Items from a data source:

------------------------------------------------------------------------

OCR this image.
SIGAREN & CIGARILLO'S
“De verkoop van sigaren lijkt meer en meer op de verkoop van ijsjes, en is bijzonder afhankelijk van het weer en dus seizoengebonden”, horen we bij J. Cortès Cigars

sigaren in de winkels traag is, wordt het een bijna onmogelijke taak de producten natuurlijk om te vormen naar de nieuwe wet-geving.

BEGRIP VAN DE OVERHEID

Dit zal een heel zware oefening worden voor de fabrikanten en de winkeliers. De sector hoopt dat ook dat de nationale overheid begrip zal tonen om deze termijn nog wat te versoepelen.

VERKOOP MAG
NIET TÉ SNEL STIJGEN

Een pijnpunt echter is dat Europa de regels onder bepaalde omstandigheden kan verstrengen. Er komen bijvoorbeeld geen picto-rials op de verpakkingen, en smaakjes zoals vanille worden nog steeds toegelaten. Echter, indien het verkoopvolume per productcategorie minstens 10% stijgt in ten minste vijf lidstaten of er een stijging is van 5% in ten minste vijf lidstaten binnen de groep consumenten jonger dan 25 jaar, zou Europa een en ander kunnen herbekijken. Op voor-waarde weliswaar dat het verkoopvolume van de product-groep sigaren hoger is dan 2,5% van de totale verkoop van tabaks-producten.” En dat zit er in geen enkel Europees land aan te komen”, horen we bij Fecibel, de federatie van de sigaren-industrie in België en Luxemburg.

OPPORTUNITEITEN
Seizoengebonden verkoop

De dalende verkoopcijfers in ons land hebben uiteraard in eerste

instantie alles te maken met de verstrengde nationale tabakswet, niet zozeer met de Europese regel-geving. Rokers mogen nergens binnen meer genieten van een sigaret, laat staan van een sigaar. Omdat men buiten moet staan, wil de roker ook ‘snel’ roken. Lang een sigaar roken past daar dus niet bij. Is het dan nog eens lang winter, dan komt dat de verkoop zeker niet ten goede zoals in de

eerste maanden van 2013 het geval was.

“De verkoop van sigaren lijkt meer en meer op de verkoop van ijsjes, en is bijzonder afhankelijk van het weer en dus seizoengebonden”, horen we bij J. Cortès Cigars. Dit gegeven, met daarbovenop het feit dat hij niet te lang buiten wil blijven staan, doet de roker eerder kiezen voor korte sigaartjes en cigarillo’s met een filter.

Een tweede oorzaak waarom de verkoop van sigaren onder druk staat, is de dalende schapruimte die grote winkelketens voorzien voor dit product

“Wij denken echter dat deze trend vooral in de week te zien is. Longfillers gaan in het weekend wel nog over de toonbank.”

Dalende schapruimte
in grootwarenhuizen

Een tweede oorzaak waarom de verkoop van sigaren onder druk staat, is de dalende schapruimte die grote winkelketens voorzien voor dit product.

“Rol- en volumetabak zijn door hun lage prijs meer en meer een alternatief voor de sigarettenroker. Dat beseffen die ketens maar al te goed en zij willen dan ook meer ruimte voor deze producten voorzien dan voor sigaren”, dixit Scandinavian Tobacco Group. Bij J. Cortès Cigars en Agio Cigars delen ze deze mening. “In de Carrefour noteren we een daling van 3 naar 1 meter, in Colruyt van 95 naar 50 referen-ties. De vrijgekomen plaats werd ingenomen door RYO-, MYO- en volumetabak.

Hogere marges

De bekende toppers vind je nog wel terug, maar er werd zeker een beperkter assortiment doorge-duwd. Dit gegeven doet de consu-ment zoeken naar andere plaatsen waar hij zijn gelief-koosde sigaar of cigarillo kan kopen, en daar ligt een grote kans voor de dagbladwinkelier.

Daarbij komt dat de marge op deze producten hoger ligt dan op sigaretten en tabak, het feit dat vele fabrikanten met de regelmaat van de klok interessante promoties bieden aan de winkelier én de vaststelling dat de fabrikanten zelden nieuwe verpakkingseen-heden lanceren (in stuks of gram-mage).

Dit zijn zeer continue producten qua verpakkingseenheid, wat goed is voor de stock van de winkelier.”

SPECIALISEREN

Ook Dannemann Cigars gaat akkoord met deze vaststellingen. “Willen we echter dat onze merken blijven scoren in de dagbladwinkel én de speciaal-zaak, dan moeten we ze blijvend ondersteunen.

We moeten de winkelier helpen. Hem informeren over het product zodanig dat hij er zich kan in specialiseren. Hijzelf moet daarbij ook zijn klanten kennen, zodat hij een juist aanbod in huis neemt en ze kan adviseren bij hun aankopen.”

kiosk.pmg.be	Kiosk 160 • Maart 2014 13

------------------------------------------------------------------------

* **Exercise directions**: Only the number of lines above that contain "druk" should be given as the answer.

* **Answer to this problem**: 2